Listings of boxed layout items:
· · ·
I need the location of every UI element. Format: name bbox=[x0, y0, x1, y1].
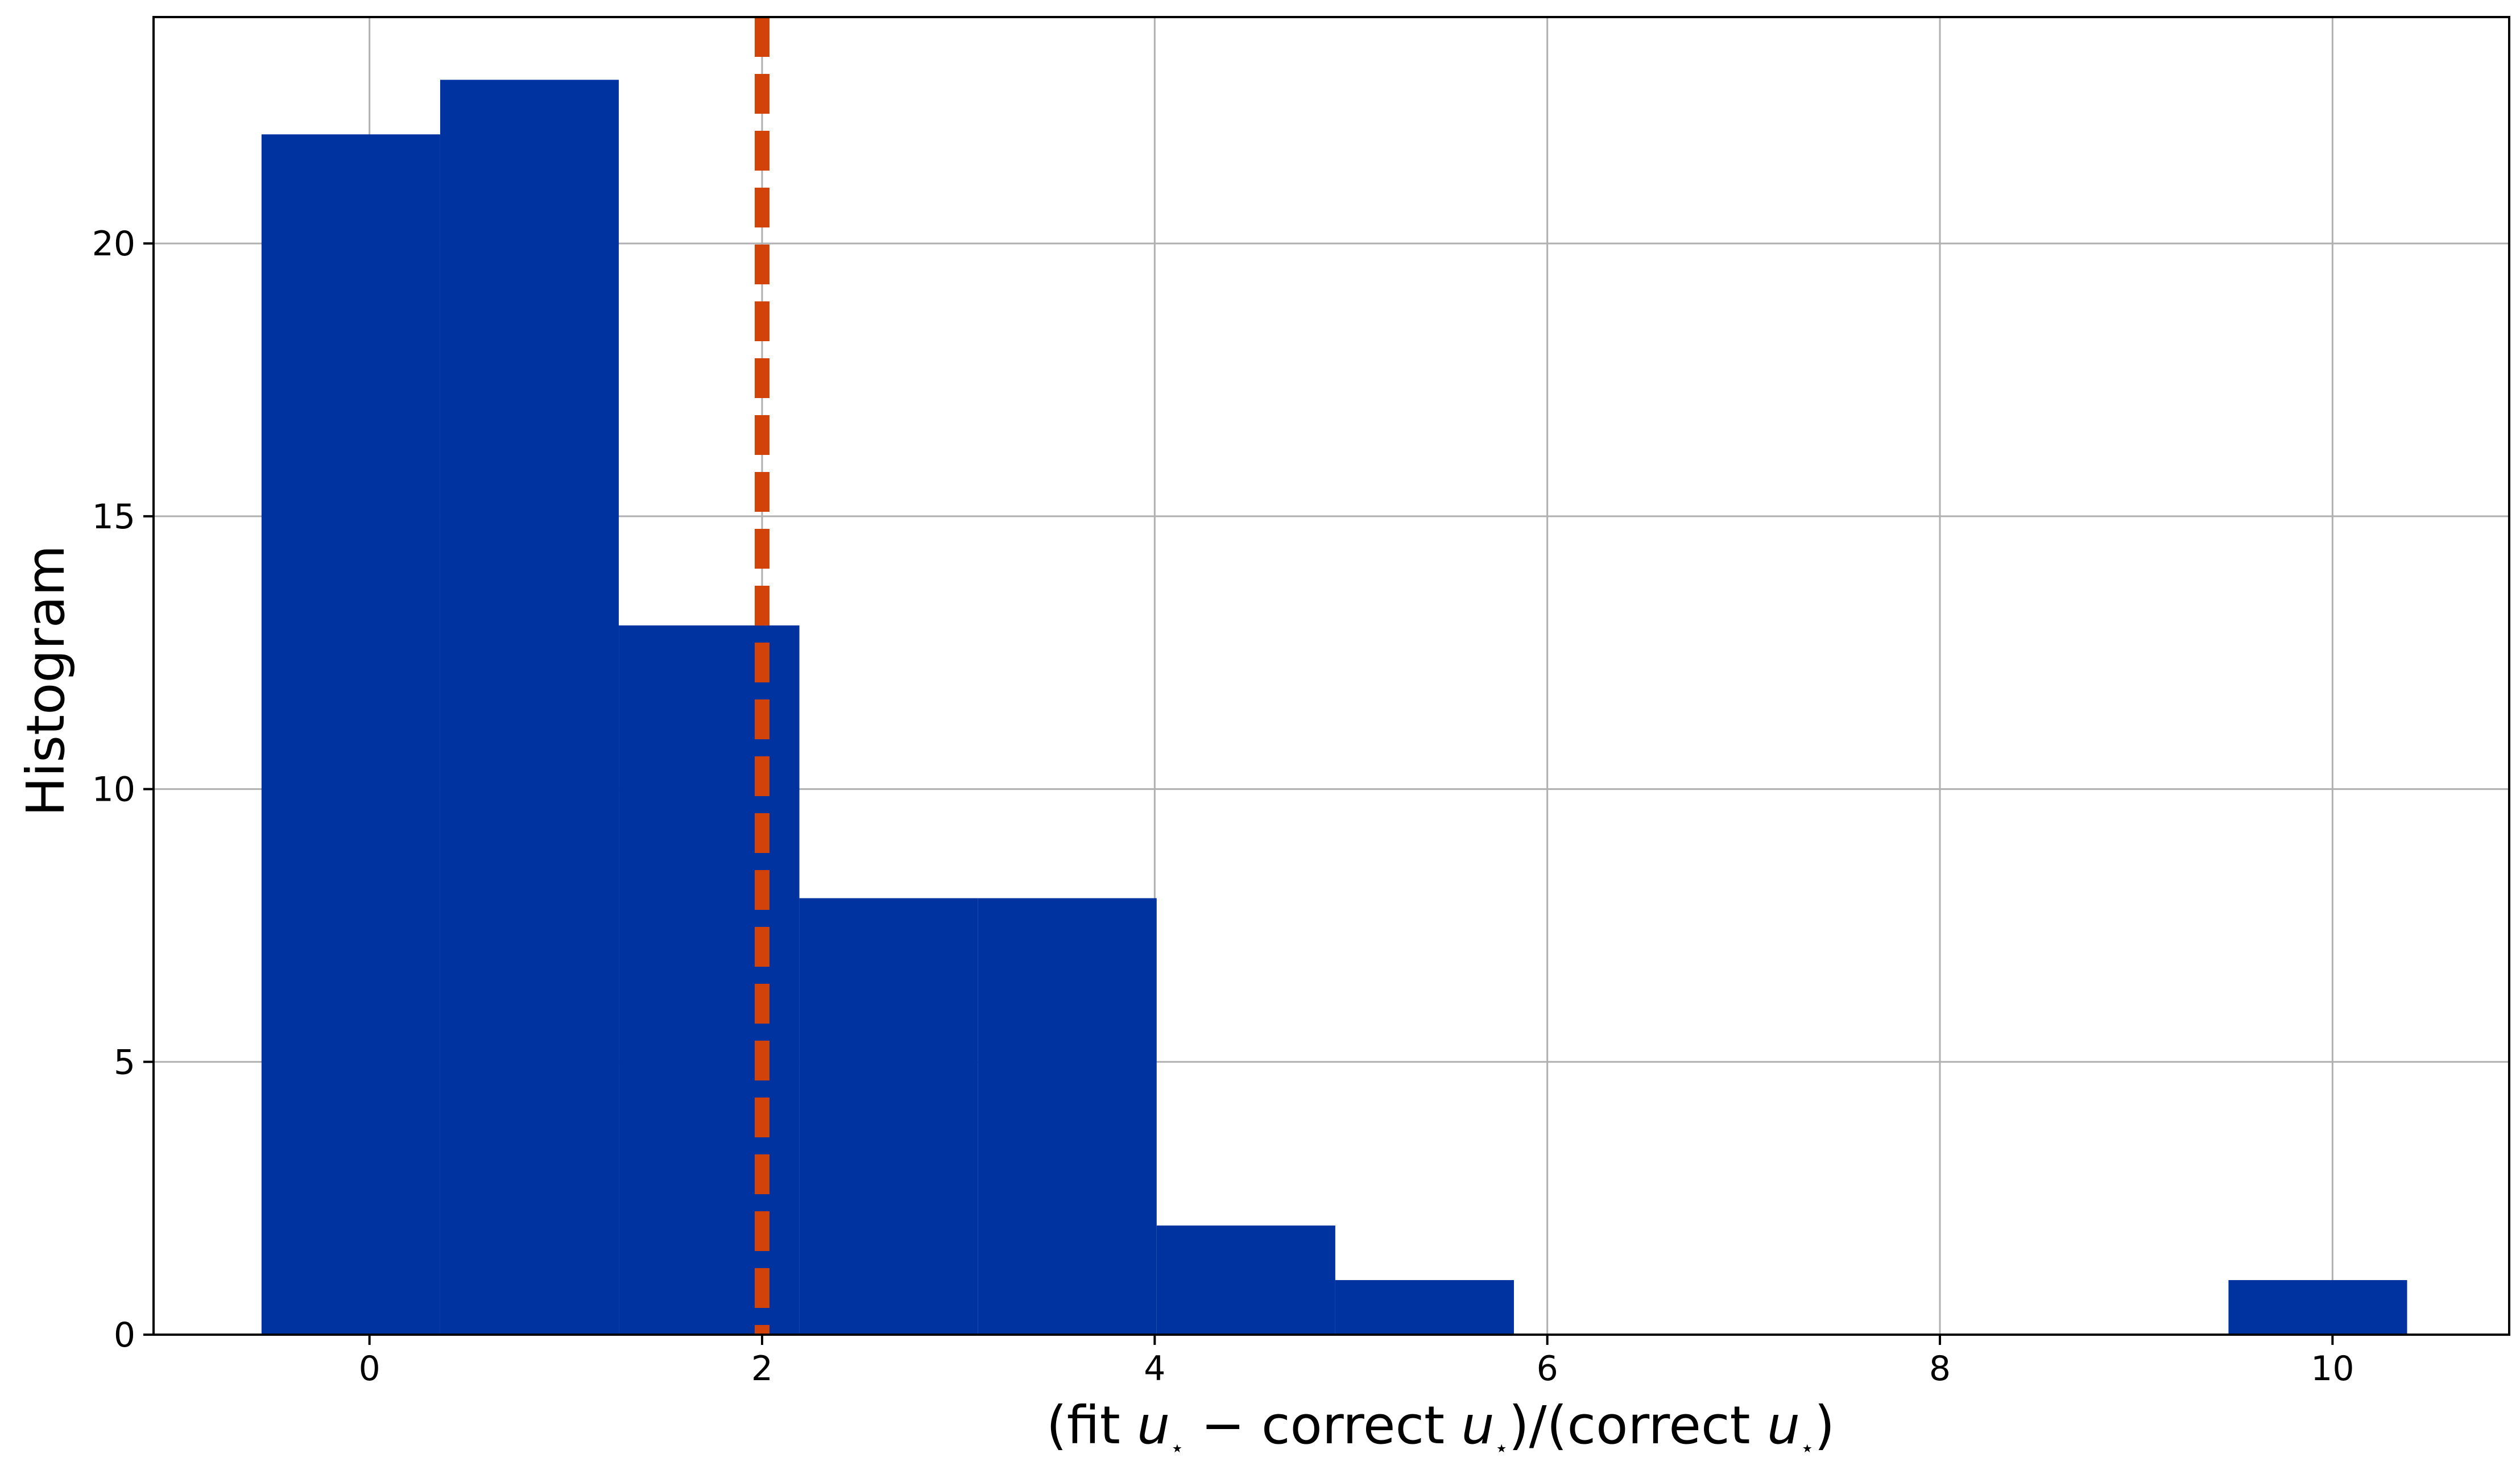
x-tick-label: 10 bbox=[2311, 1349, 2354, 1389]
x-tick-label: 6 bbox=[1537, 1349, 1558, 1389]
axes-frame bbox=[152, 16, 2510, 1336]
histogram-bar bbox=[1156, 1225, 1335, 1335]
y-tick-label: 20 bbox=[92, 224, 135, 264]
histogram-bar bbox=[2228, 1280, 2407, 1335]
y-tick-label: 5 bbox=[114, 1042, 135, 1082]
x-axis-label: (fit u⋆ − correct u⋆)/(correct u⋆) bbox=[1046, 1395, 1835, 1461]
histogram-bar bbox=[619, 625, 800, 1335]
histogram-bar bbox=[1335, 1280, 1515, 1335]
y-tick-label: 15 bbox=[92, 497, 135, 537]
histogram-bar bbox=[978, 898, 1157, 1335]
y-tick-label: 0 bbox=[114, 1315, 135, 1355]
x-tick-label: 2 bbox=[751, 1349, 773, 1389]
y-tick-label: 10 bbox=[92, 770, 135, 810]
x-tick-label: 8 bbox=[1929, 1349, 1951, 1389]
x-tick-label: 0 bbox=[359, 1349, 380, 1389]
histogram-bar bbox=[799, 898, 978, 1335]
histogram-bar bbox=[261, 134, 440, 1335]
histogram-bar bbox=[440, 80, 619, 1335]
axis-ticks: 0 2 4 6 8 10 0 5 10 15 20 bbox=[92, 224, 2355, 1389]
y-axis-label: Histogram bbox=[15, 545, 76, 816]
x-tick-label: 4 bbox=[1144, 1349, 1165, 1389]
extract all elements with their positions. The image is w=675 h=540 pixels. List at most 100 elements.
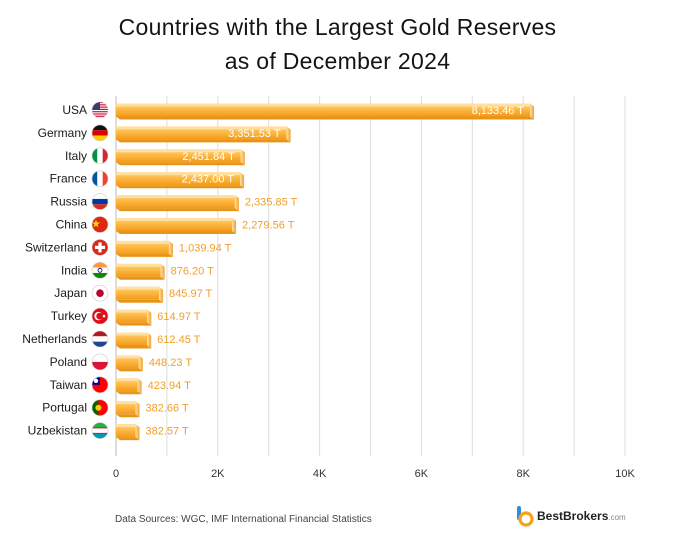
bar-highlight (116, 240, 169, 244)
category-label: Taiwan (50, 378, 87, 392)
bar-end-cap (147, 309, 152, 326)
bar (116, 355, 139, 369)
bar-end-cap (168, 240, 173, 257)
bar-value-label: 612.45 T (157, 334, 201, 346)
category-label: Russia (50, 195, 87, 209)
bestbrokers-logo-icon (517, 506, 534, 527)
bar-end-cap (286, 126, 291, 143)
bar (116, 218, 233, 231)
bar-value-label: 423.94 T (148, 380, 192, 392)
flag-germany-icon (91, 124, 109, 142)
category-label: France (50, 172, 88, 186)
bar-end-cap (137, 378, 142, 395)
bar-value-label: 3,351.53 T (228, 128, 281, 140)
bar-end-cap (232, 218, 237, 234)
category-label: Uzbekistan (28, 424, 87, 438)
bar-bottom-face (116, 231, 237, 234)
x-tick-label: 10K (615, 468, 635, 480)
x-axis-ticks: 0 2K 4K 6K 8K 10K (113, 468, 636, 480)
chart-title-line-2: as of December 2024 (224, 48, 451, 74)
bar-bottom-face (116, 437, 140, 441)
bar-highlight (116, 149, 241, 153)
bar (116, 424, 136, 438)
flag-uzbekistan-icon (91, 422, 109, 439)
bar-value-label: 845.97 T (169, 288, 213, 300)
bar-end-cap (234, 195, 239, 212)
bar-bottom-face (116, 276, 165, 280)
x-tick-label: 8K (516, 468, 530, 480)
category-labels: USA Germany Italy France Russia China Switzerl… (22, 103, 87, 438)
flag-switzerland-icon (91, 239, 109, 256)
bar-bottom-face (116, 116, 534, 120)
flag-taiwan-icon (91, 376, 109, 394)
bar (116, 401, 136, 415)
bar-value-label: 1,039.94 T (179, 242, 232, 254)
category-label: Switzerland (25, 240, 87, 254)
bar-highlight (116, 218, 233, 221)
bar-bottom-face (116, 208, 239, 212)
category-label: China (56, 218, 88, 232)
bar-highlight (116, 103, 530, 107)
flag-usa-icon (91, 101, 109, 119)
bar-highlight (116, 332, 148, 336)
category-label: India (61, 263, 87, 277)
bar-end-cap (138, 355, 143, 372)
bar-bottom-face (116, 185, 245, 189)
data-source-note: Data Sources: WGC, IMF International Fin… (115, 514, 372, 525)
category-label: Netherlands (22, 332, 87, 346)
bar-highlight (116, 401, 136, 405)
bar (116, 286, 160, 300)
bar-value-label: 8,133.46 T (472, 105, 525, 117)
x-tick-label: 2K (211, 468, 225, 480)
bar (116, 172, 241, 186)
bar-end-cap (147, 332, 152, 349)
brand-name: BestBrokers.com (537, 509, 626, 523)
bar-highlight (116, 263, 161, 267)
bar-end-cap (135, 424, 140, 441)
bar (116, 149, 241, 163)
flag-netherlands-icon (91, 330, 109, 348)
flag-india-icon (91, 261, 109, 279)
category-label: USA (62, 103, 87, 117)
bar-highlight (116, 309, 148, 313)
bar-bottom-face (116, 139, 291, 143)
bar-bottom-face (116, 162, 245, 166)
flag-russia-icon (91, 193, 109, 210)
bar-value-label: 382.66 T (145, 403, 189, 415)
bar-end-cap (160, 263, 165, 280)
category-label: Poland (50, 355, 87, 369)
bar (116, 309, 148, 323)
bar-bottom-face (116, 253, 173, 257)
bar-value-label: 876.20 T (171, 265, 215, 277)
bar-bottom-face (116, 322, 152, 326)
bar-value-label: 614.97 T (157, 311, 201, 323)
x-tick-label: 6K (415, 468, 429, 480)
bar (116, 263, 161, 277)
bar-value-label: 2,437.00 T (182, 174, 235, 186)
bar (116, 103, 530, 117)
brand: BestBrokers.com (516, 505, 626, 527)
category-label: Portugal (42, 401, 87, 415)
flag-portugal-icon (91, 399, 109, 417)
bar (116, 332, 148, 346)
bar-end-cap (135, 401, 140, 418)
bar-end-cap (159, 286, 164, 303)
category-label: Germany (38, 126, 87, 140)
bar-highlight (116, 286, 160, 290)
category-label: Turkey (51, 309, 87, 323)
bar-bottom-face (116, 368, 143, 372)
chart-title: Countries with the Largest Gold Reserves… (0, 10, 675, 78)
bar-bottom-face (116, 414, 140, 418)
bar-highlight (116, 126, 287, 130)
bars: 8,133.46 T 3,351.53 T 2,451.84 T 2,437.00 T… (116, 103, 534, 441)
bar-chart: 8,133.46 T 3,351.53 T 2,451.84 T 2,437.00 T… (22, 96, 636, 480)
flags (91, 101, 109, 439)
chart-title-line-1: Countries with the Largest Gold Reserves (118, 14, 557, 40)
bar-highlight (116, 378, 138, 382)
x-tick-label: 0 (113, 468, 119, 480)
bar (116, 378, 138, 392)
bar-highlight (116, 172, 241, 176)
flag-poland-icon (91, 353, 109, 371)
category-label: Japan (54, 286, 87, 300)
flag-china-icon (91, 216, 109, 233)
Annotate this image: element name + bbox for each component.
· · ·
> **Short task**: Retype the records from the line with "bar-highlight (116, 240, 169, 244)" to the line with "chart-title-line-2: as of", both included, without changing anything.

> **Answer below**:
bar-highlight (116, 240, 169, 244)
category-label: Taiwan (50, 378, 87, 392)
bar-end-cap (147, 309, 152, 326)
bar (116, 355, 139, 369)
bar-end-cap (168, 240, 173, 257)
bar-value-label: 612.45 T (157, 334, 201, 346)
category-label: Russia (50, 195, 87, 209)
bestbrokers-logo-icon (517, 506, 534, 527)
bar-end-cap (286, 126, 291, 143)
bar (116, 218, 233, 231)
bar-value-label: 423.94 T (148, 380, 192, 392)
flag-germany-icon (91, 124, 109, 142)
category-label: France (50, 172, 88, 186)
bar-end-cap (137, 378, 142, 395)
bar-value-label: 3,351.53 T (228, 128, 281, 140)
bar-end-cap (232, 218, 237, 234)
category-label: Uzbekistan (28, 424, 87, 438)
bar-bottom-face (116, 231, 237, 234)
x-tick-label: 10K (615, 468, 635, 480)
x-axis-ticks: 0 2K 4K 6K 8K 10K (113, 468, 636, 480)
chart-title-line-2: as of December 2024 (224, 48, 451, 74)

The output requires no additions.